>> START SUPPLIED DATA

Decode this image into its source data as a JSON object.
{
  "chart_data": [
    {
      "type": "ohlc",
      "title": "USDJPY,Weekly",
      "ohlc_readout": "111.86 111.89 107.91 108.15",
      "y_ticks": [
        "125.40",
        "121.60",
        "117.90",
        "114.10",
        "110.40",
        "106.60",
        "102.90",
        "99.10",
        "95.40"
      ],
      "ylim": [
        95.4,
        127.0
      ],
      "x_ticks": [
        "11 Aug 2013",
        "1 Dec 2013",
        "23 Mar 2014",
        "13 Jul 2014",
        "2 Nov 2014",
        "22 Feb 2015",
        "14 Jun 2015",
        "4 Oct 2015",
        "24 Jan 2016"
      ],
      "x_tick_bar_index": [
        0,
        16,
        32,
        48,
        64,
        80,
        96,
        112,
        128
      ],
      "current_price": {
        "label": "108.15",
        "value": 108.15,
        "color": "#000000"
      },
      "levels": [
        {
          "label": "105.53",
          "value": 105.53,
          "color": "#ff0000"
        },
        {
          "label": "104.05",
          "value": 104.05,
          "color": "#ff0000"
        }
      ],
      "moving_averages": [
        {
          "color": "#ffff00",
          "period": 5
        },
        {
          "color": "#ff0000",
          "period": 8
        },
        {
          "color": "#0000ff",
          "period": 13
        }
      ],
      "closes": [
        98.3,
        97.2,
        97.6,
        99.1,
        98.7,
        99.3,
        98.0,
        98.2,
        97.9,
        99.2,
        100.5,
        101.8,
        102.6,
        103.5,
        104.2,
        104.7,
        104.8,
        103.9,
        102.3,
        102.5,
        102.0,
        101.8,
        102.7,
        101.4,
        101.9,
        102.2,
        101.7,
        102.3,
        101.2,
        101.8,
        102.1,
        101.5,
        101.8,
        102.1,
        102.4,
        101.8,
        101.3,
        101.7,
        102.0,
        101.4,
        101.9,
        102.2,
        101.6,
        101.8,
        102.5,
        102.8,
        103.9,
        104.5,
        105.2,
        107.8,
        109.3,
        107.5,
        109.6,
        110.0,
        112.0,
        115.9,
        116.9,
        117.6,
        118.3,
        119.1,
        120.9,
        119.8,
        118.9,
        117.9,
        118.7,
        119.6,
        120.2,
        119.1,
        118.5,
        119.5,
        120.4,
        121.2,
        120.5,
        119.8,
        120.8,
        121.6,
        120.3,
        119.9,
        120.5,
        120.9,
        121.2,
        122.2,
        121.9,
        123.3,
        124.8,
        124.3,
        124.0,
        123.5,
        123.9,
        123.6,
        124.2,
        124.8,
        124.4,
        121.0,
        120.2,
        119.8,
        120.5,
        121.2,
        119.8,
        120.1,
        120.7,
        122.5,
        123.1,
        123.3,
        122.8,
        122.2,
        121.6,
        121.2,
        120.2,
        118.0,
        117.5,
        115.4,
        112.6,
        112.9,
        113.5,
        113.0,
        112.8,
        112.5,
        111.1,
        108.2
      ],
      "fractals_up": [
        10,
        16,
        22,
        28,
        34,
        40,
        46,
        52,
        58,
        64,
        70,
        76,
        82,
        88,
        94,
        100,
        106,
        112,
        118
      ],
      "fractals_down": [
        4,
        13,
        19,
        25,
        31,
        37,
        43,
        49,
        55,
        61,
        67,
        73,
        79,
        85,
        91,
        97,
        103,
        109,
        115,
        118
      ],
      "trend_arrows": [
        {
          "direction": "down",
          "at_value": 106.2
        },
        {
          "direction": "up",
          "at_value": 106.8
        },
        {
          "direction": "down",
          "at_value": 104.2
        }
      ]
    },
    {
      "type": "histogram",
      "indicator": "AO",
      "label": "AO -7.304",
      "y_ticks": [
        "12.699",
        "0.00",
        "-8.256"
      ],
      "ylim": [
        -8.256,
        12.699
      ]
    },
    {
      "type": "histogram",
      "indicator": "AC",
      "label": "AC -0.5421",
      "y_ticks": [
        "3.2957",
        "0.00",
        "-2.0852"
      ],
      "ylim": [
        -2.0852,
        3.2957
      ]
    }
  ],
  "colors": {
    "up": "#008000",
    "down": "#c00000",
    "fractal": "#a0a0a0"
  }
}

>> END SUPPLIED DATA

Which lines hold the word "label"? Show each one.

__REPLY TO THE EXERCISE__
        "label": "108.15",
          "label": "105.53",
          "label": "104.05",
      "label": "AO -7.304",
      "label": "AC -0.5421",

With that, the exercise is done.